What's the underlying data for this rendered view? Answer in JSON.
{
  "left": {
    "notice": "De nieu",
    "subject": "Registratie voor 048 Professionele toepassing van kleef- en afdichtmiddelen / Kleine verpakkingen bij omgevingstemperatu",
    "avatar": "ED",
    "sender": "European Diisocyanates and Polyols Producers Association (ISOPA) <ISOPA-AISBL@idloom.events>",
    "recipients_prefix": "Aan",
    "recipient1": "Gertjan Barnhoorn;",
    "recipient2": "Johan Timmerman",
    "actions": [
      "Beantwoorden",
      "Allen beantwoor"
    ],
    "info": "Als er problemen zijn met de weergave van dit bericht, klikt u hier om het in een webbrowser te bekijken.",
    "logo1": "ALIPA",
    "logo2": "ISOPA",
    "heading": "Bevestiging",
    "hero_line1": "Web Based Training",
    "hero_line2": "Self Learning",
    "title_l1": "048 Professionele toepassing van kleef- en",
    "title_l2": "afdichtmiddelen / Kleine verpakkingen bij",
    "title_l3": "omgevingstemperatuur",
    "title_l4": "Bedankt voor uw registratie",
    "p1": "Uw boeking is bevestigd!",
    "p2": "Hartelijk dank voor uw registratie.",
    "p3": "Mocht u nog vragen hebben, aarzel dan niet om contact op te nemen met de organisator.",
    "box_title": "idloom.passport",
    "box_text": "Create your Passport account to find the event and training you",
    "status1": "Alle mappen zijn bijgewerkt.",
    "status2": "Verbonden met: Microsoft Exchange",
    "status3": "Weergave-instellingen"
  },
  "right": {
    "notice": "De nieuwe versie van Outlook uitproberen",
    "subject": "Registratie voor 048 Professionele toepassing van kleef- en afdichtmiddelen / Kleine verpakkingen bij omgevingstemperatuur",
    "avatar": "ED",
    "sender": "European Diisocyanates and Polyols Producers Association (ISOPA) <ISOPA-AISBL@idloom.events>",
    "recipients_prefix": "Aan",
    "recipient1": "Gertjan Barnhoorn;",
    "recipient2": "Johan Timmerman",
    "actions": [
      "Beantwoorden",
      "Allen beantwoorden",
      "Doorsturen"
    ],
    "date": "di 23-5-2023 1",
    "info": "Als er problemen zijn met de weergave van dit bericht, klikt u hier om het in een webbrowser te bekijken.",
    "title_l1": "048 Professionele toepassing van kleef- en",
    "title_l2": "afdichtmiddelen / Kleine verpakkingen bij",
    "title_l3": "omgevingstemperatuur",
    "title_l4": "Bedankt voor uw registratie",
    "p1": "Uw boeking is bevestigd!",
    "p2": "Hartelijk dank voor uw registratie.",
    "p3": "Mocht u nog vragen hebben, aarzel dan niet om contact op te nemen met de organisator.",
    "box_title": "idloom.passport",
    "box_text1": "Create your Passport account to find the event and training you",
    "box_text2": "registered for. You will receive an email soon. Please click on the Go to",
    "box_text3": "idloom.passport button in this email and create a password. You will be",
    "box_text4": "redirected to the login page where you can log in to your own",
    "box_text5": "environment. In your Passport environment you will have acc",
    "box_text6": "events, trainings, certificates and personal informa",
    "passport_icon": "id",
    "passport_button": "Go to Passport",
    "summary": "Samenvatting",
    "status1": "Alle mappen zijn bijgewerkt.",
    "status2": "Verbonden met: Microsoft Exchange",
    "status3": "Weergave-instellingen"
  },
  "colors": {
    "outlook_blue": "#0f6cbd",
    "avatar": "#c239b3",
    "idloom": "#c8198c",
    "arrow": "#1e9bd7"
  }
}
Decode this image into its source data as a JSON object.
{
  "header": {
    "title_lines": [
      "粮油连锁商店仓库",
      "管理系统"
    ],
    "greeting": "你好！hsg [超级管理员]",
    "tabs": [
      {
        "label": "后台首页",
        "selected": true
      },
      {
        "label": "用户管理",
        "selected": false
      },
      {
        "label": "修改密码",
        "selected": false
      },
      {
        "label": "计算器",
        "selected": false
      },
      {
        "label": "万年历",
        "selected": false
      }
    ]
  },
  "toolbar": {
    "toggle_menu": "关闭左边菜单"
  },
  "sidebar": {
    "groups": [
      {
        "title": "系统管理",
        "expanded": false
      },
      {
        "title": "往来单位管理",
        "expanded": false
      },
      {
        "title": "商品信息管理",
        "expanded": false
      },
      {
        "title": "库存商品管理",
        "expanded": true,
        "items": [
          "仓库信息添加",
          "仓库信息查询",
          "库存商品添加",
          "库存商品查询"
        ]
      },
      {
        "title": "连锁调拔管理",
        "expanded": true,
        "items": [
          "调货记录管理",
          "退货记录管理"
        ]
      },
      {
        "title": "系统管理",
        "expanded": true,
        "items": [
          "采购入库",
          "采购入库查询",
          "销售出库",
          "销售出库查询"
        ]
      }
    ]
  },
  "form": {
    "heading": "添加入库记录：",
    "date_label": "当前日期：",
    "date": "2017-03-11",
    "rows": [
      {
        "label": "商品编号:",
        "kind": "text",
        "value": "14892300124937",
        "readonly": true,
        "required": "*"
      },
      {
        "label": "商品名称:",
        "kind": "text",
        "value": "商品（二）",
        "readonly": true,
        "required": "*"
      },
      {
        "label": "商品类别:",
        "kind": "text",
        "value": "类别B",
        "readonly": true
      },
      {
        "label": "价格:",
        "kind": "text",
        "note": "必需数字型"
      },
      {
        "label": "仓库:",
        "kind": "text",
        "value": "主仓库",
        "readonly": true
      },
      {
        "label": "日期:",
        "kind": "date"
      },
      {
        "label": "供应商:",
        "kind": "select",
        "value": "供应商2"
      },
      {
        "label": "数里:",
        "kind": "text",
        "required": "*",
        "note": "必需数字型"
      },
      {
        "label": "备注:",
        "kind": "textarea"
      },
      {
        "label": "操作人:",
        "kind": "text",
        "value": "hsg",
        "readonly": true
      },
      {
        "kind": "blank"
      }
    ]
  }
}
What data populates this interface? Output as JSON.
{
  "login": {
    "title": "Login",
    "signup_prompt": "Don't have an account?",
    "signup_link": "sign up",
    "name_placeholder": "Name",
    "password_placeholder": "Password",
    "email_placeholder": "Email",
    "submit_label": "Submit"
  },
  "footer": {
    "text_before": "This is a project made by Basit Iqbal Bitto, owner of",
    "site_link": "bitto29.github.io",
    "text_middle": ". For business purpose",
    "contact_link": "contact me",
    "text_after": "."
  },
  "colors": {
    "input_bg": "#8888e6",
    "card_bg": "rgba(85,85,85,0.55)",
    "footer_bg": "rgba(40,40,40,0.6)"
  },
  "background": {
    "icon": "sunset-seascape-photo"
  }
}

# TASK DIRECTIONS:
Your task is to repeat each line of the material exactly.

# OUTPUT FOR THIS TASK:
What's the underlying data for this rendered view? Answer in JSON.
{
  "left": {
    "notice": "De nieu",
    "subject": "Registratie voor 048 Professionele toepassing van kleef- en afdichtmiddelen / Kleine verpakkingen bij omgevingstemperatu",
    "avatar": "ED",
    "sender": "European Diisocyanates and Polyols Producers Association (ISOPA) <ISOPA-AISBL@idloom.events>",
    "recipients_prefix": "Aan",
    "recipient1": "Gertjan Barnhoorn;",
    "recipient2": "Johan Timmerman",
    "actions": [
      "Beantwoorden",
      "Allen beantwoor"
    ],
    "info": "Als er problemen zijn met de weergave van dit bericht, klikt u hier om het in een webbrowser te bekijken.",
    "logo1": "ALIPA",
    "logo2": "ISOPA",
    "heading": "Bevestiging",
    "hero_line1": "Web Based Training",
    "hero_line2": "Self Learning",
    "title_l1": "048 Professionele toepassing van kleef- en",
    "title_l2": "afdichtmiddelen / Kleine verpakkingen bij",
    "title_l3": "omgevingstemperatuur",
    "title_l4": "Bedankt voor uw registratie",
    "p1": "Uw boeking is bevestigd!",
    "p2": "Hartelijk dank voor uw registratie.",
    "p3": "Mocht u nog vragen hebben, aarzel dan niet om contact op te nemen met de organisator.",
    "box_title": "idloom.passport",
    "box_text": "Create your Passport account to find the event and training you",
    "status1": "Alle mappen zijn bijgewerkt.",
    "status2": "Verbonden met: Microsoft Exchange",
    "status3": "Weergave-instellingen"
  },
  "right": {
    "notice": "De nieuwe versie van Outlook uitproberen",
    "subject": "Registratie voor 048 Professionele toepassing van kleef- en afdichtmiddelen / Kleine verpakkingen bij omgevingstemperatuur",
    "avatar": "ED",
    "sender": "European Diisocyanates and Polyols Producers Association (ISOPA) <ISOPA-AISBL@idloom.events>",
    "recipients_prefix": "Aan",
    "recipient1": "Gertjan Barnhoorn;",
    "recipient2": "Johan Timmerman",
    "actions": [
      "Beantwoorden",
      "Allen beantwoorden",
      "Doorsturen"
    ],
    "date": "di 23-5-2023 1",
    "info": "Als er problemen zijn met de weergave van dit bericht, klikt u hier om het in een webbrowser te bekijken.",
    "title_l1": "048 Professionele toepassing van kleef- en",
    "title_l2": "afdichtmiddelen / Kleine verpakkingen bij",
    "title_l3": "omgevingstemperatuur",
    "title_l4": "Bedankt voor uw registratie",
    "p1": "Uw boeking is bevestigd!",
    "p2": "Hartelijk dank voor uw registratie.",
    "p3": "Mocht u nog vragen hebben, aarzel dan niet om contact op te nemen met de organisator.",
    "box_title": "idloom.passport",
    "box_text1": "Create your Passport account to find the event and training you",
    "box_text2": "registered for. You will receive an email soon. Please click on the Go to",
    "box_text3": "idloom.passport button in this email and create a password. You will be",
    "box_text4": "redirected to the login page where you can log in to your own",
    "box_text5": "environment. In your Passport environment you will have acc",
    "box_text6": "events, trainings, certificates and personal informa",
    "passport_icon": "id",
    "passport_button": "Go to Passport",
    "summary": "Samenvatting",
    "status1": "Alle mappen zijn bijgewerkt.",
    "status2": "Verbonden met: Microsoft Exchange",
    "status3": "Weergave-instellingen"
  },
  "colors": {
    "outlook_blue": "#0f6cbd",
    "avatar": "#c239b3",
    "idloom": "#c8198c",
    "arrow": "#1e9bd7"
  }
}
Decode this image into its source data as a JSON object.
{
  "header": {
    "title_lines": [
      "粮油连锁商店仓库",
      "管理系统"
    ],
    "greeting": "你好！hsg [超级管理员]",
    "tabs": [
      {
        "label": "后台首页",
        "selected": true
      },
      {
        "label": "用户管理",
        "selected": false
      },
      {
        "label": "修改密码",
        "selected": false
      },
      {
        "label": "计算器",
        "selected": false
      },
      {
        "label": "万年历",
        "selected": false
      }
    ]
  },
  "toolbar": {
    "toggle_menu": "关闭左边菜单"
  },
  "sidebar": {
    "groups": [
      {
        "title": "系统管理",
        "expanded": false
      },
      {
        "title": "往来单位管理",
        "expanded": false
      },
      {
        "title": "商品信息管理",
        "expanded": false
      },
      {
        "title": "库存商品管理",
        "expanded": true,
        "items": [
          "仓库信息添加",
          "仓库信息查询",
          "库存商品添加",
          "库存商品查询"
        ]
      },
      {
        "title": "连锁调拔管理",
        "expanded": true,
        "items": [
          "调货记录管理",
          "退货记录管理"
        ]
      },
      {
        "title": "系统管理",
        "expanded": true,
        "items": [
          "采购入库",
          "采购入库查询",
          "销售出库",
          "销售出库查询"
        ]
      }
    ]
  },
  "form": {
    "heading": "添加入库记录：",
    "date_label": "当前日期：",
    "date": "2017-03-11",
    "rows": [
      {
        "label": "商品编号:",
        "kind": "text",
        "value": "14892300124937",
        "readonly": true,
        "required": "*"
      },
      {
        "label": "商品名称:",
        "kind": "text",
        "value": "商品（二）",
        "readonly": true,
        "required": "*"
      },
      {
        "label": "商品类别:",
        "kind": "text",
        "value": "类别B",
        "readonly": true
      },
      {
        "label": "价格:",
        "kind": "text",
        "note": "必需数字型"
      },
      {
        "label": "仓库:",
        "kind": "text",
        "value": "主仓库",
        "readonly": true
      },
      {
        "label": "日期:",
        "kind": "date"
      },
      {
        "label": "供应商:",
        "kind": "select",
        "value": "供应商2"
      },
      {
        "label": "数里:",
        "kind": "text",
        "required": "*",
        "note": "必需数字型"
      },
      {
        "label": "备注:",
        "kind": "textarea"
      },
      {
        "label": "操作人:",
        "kind": "text",
        "value": "hsg",
        "readonly": true
      },
      {
        "kind": "blank"
      }
    ]
  }
}
What data populates this interface? Output as JSON.
{
  "login": {
    "title": "Login",
    "signup_prompt": "Don't have an account?",
    "signup_link": "sign up",
    "name_placeholder": "Name",
    "password_placeholder": "Password",
    "email_placeholder": "Email",
    "submit_label": "Submit"
  },
  "footer": {
    "text_before": "This is a project made by Basit Iqbal Bitto, owner of",
    "site_link": "bitto29.github.io",
    "text_middle": ". For business purpose",
    "contact_link": "contact me",
    "text_after": "."
  },
  "colors": {
    "input_bg": "#8888e6",
    "card_bg": "rgba(85,85,85,0.55)",
    "footer_bg": "rgba(40,40,40,0.6)"
  },
  "background": {
    "icon": "sunset-seascape-photo"
  }
}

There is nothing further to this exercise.